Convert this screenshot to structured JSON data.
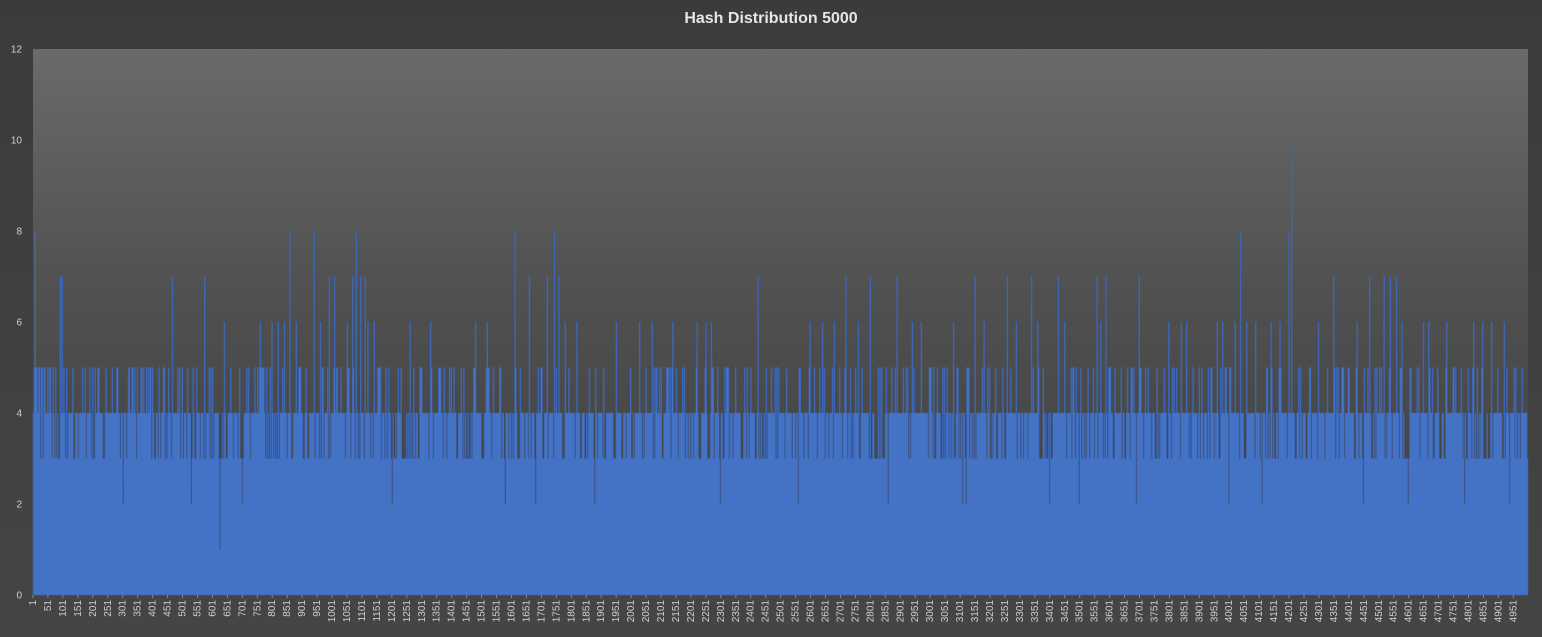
{
  "chart_data": {
    "type": "area",
    "title": "Hash Distribution 5000",
    "xlabel": "",
    "ylabel": "",
    "ylim": [
      0,
      12
    ],
    "yticks": [
      0,
      2,
      4,
      6,
      8,
      10,
      12
    ],
    "x_range": [
      1,
      5000
    ],
    "x_tick_step": 50,
    "x_tick_labels": [
      "1",
      "51",
      "101",
      "151",
      "201",
      "251",
      "301",
      "351",
      "401",
      "451",
      "501",
      "551",
      "601",
      "651",
      "701",
      "751",
      "801",
      "851",
      "901",
      "951",
      "1001",
      "1051",
      "1101",
      "1151",
      "1201",
      "1251",
      "1301",
      "1351",
      "1401",
      "1451",
      "1501",
      "1551",
      "1601",
      "1651",
      "1701",
      "1751",
      "1801",
      "1851",
      "1901",
      "1951",
      "2001",
      "2051",
      "2101",
      "2151",
      "2201",
      "2251",
      "2301",
      "2351",
      "2401",
      "2451",
      "2501",
      "2551",
      "2601",
      "2651",
      "2701",
      "2751",
      "2801",
      "2851",
      "2901",
      "2951",
      "3001",
      "3051",
      "3101",
      "3151",
      "3201",
      "3251",
      "3301",
      "3351",
      "3401",
      "3451",
      "3501",
      "3551",
      "3601",
      "3651",
      "3701",
      "3751",
      "3801",
      "3851",
      "3901",
      "3951",
      "4001",
      "4051",
      "4101",
      "4151",
      "4201",
      "4251",
      "4301",
      "4351",
      "4401",
      "4451",
      "4501",
      "4551",
      "4601",
      "4651",
      "4701",
      "4751",
      "4801",
      "4851",
      "4901",
      "4951"
    ],
    "series": [
      {
        "color": "#4472c4",
        "peaks": [
          [
            4,
            5
          ],
          [
            7,
            8
          ],
          [
            12,
            5
          ],
          [
            22,
            5
          ],
          [
            30,
            5
          ],
          [
            40,
            5
          ],
          [
            45,
            4
          ],
          [
            50,
            5
          ],
          [
            58,
            5
          ],
          [
            62,
            4
          ],
          [
            66,
            5
          ],
          [
            70,
            4
          ],
          [
            92,
            7
          ],
          [
            98,
            7
          ],
          [
            104,
            5
          ],
          [
            112,
            5
          ],
          [
            135,
            3
          ],
          [
            142,
            4
          ],
          [
            150,
            3
          ],
          [
            165,
            5
          ],
          [
            175,
            5
          ],
          [
            190,
            5
          ],
          [
            200,
            5
          ],
          [
            220,
            5
          ],
          [
            245,
            5
          ],
          [
            265,
            5
          ],
          [
            280,
            5
          ],
          [
            300,
            2
          ],
          [
            320,
            5
          ],
          [
            330,
            5
          ],
          [
            350,
            5
          ],
          [
            365,
            5
          ],
          [
            385,
            5
          ],
          [
            400,
            5
          ],
          [
            420,
            5
          ],
          [
            440,
            5
          ],
          [
            455,
            5
          ],
          [
            465,
            7
          ],
          [
            485,
            5
          ],
          [
            500,
            5
          ],
          [
            530,
            2
          ],
          [
            548,
            5
          ],
          [
            575,
            7
          ],
          [
            590,
            5
          ],
          [
            610,
            4
          ],
          [
            620,
            4
          ],
          [
            624,
            1
          ],
          [
            640,
            6
          ],
          [
            655,
            4
          ],
          [
            690,
            5
          ],
          [
            700,
            2
          ],
          [
            760,
            6
          ],
          [
            780,
            5
          ],
          [
            800,
            6
          ],
          [
            820,
            6
          ],
          [
            840,
            6
          ],
          [
            860,
            8
          ],
          [
            880,
            6
          ],
          [
            900,
            4
          ],
          [
            940,
            8
          ],
          [
            960,
            6
          ],
          [
            990,
            7
          ],
          [
            1010,
            7
          ],
          [
            1030,
            5
          ],
          [
            1050,
            6
          ],
          [
            1070,
            7
          ],
          [
            1082,
            8
          ],
          [
            1095,
            7
          ],
          [
            1110,
            7
          ],
          [
            1120,
            6
          ],
          [
            1140,
            6
          ],
          [
            1160,
            5
          ],
          [
            1180,
            5
          ],
          [
            1200,
            2
          ],
          [
            1230,
            5
          ],
          [
            1260,
            6
          ],
          [
            1300,
            5
          ],
          [
            1330,
            6
          ],
          [
            1360,
            5
          ],
          [
            1400,
            5
          ],
          [
            1440,
            5
          ],
          [
            1480,
            6
          ],
          [
            1520,
            6
          ],
          [
            1560,
            5
          ],
          [
            1580,
            2
          ],
          [
            1612,
            8
          ],
          [
            1630,
            5
          ],
          [
            1660,
            7
          ],
          [
            1680,
            2
          ],
          [
            1700,
            5
          ],
          [
            1720,
            7
          ],
          [
            1743,
            8
          ],
          [
            1760,
            7
          ],
          [
            1780,
            6
          ],
          [
            1820,
            6
          ],
          [
            1860,
            5
          ],
          [
            1880,
            2
          ],
          [
            1910,
            5
          ],
          [
            1950,
            6
          ],
          [
            2000,
            5
          ],
          [
            2030,
            6
          ],
          [
            2070,
            6
          ],
          [
            2100,
            5
          ],
          [
            2140,
            6
          ],
          [
            2180,
            5
          ],
          [
            2220,
            6
          ],
          [
            2250,
            6
          ],
          [
            2270,
            6
          ],
          [
            2300,
            2
          ],
          [
            2350,
            5
          ],
          [
            2400,
            5
          ],
          [
            2425,
            7
          ],
          [
            2470,
            5
          ],
          [
            2520,
            5
          ],
          [
            2560,
            2
          ],
          [
            2600,
            6
          ],
          [
            2640,
            6
          ],
          [
            2680,
            6
          ],
          [
            2720,
            7
          ],
          [
            2760,
            6
          ],
          [
            2800,
            7
          ],
          [
            2840,
            5
          ],
          [
            2860,
            2
          ],
          [
            2890,
            7
          ],
          [
            2940,
            6
          ],
          [
            2970,
            6
          ],
          [
            3000,
            5
          ],
          [
            3050,
            5
          ],
          [
            3080,
            6
          ],
          [
            3110,
            2
          ],
          [
            3120,
            2
          ],
          [
            3150,
            7
          ],
          [
            3180,
            6
          ],
          [
            3220,
            5
          ],
          [
            3260,
            7
          ],
          [
            3290,
            6
          ],
          [
            3340,
            7
          ],
          [
            3360,
            6
          ],
          [
            3380,
            5
          ],
          [
            3400,
            2
          ],
          [
            3430,
            7
          ],
          [
            3450,
            6
          ],
          [
            3480,
            5
          ],
          [
            3500,
            2
          ],
          [
            3530,
            5
          ],
          [
            3560,
            7
          ],
          [
            3570,
            6
          ],
          [
            3590,
            7
          ],
          [
            3620,
            5
          ],
          [
            3640,
            5
          ],
          [
            3660,
            5
          ],
          [
            3690,
            2
          ],
          [
            3700,
            7
          ],
          [
            3720,
            5
          ],
          [
            3760,
            5
          ],
          [
            3800,
            6
          ],
          [
            3840,
            6
          ],
          [
            3860,
            6
          ],
          [
            3880,
            5
          ],
          [
            3900,
            5
          ],
          [
            3930,
            5
          ],
          [
            3960,
            6
          ],
          [
            3980,
            6
          ],
          [
            4000,
            2
          ],
          [
            4020,
            6
          ],
          [
            4040,
            8
          ],
          [
            4060,
            6
          ],
          [
            4090,
            6
          ],
          [
            4110,
            2
          ],
          [
            4140,
            6
          ],
          [
            4170,
            6
          ],
          [
            4200,
            8
          ],
          [
            4210,
            10
          ],
          [
            4240,
            5
          ],
          [
            4270,
            5
          ],
          [
            4300,
            6
          ],
          [
            4330,
            5
          ],
          [
            4350,
            7
          ],
          [
            4380,
            5
          ],
          [
            4400,
            5
          ],
          [
            4430,
            6
          ],
          [
            4450,
            2
          ],
          [
            4470,
            7
          ],
          [
            4490,
            5
          ],
          [
            4520,
            7
          ],
          [
            4540,
            7
          ],
          [
            4560,
            7
          ],
          [
            4580,
            6
          ],
          [
            4600,
            2
          ],
          [
            4630,
            5
          ],
          [
            4650,
            6
          ],
          [
            4670,
            6
          ],
          [
            4700,
            5
          ],
          [
            4730,
            6
          ],
          [
            4760,
            5
          ],
          [
            4790,
            2
          ],
          [
            4820,
            6
          ],
          [
            4850,
            6
          ],
          [
            4880,
            6
          ],
          [
            4900,
            5
          ],
          [
            4920,
            6
          ],
          [
            4940,
            2
          ],
          [
            4960,
            5
          ],
          [
            4980,
            5
          ],
          [
            5000,
            3
          ]
        ]
      }
    ]
  }
}
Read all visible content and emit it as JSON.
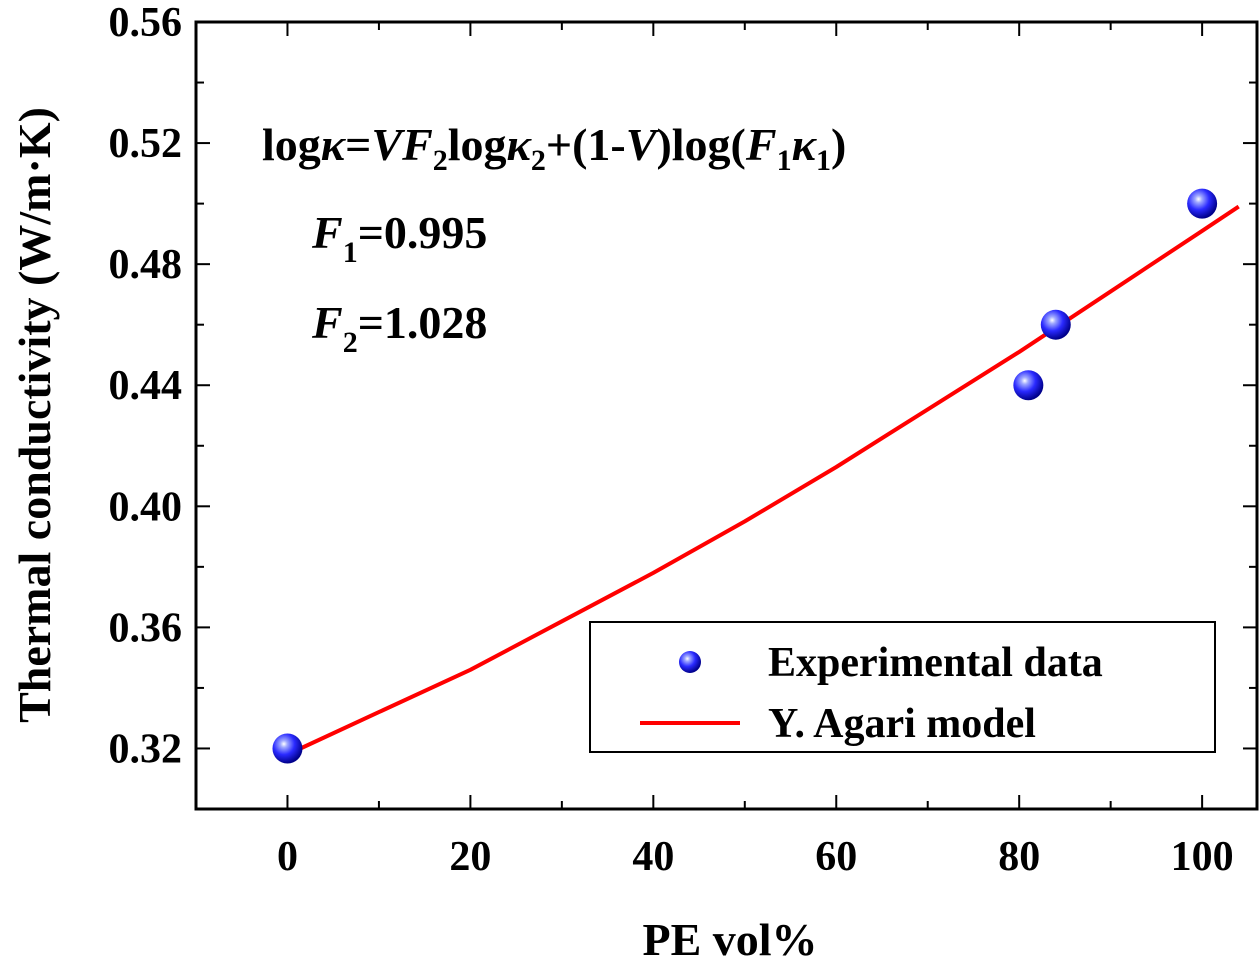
------------------------------------------------
* [TASK INSTRUCTIONS]:
Copy every line that includes the string "JSON" from the material above.

* [COMPLETE OUTPUT]:
Convert this screenshot to structured JSON data.
Read all visible content and emit it as JSON.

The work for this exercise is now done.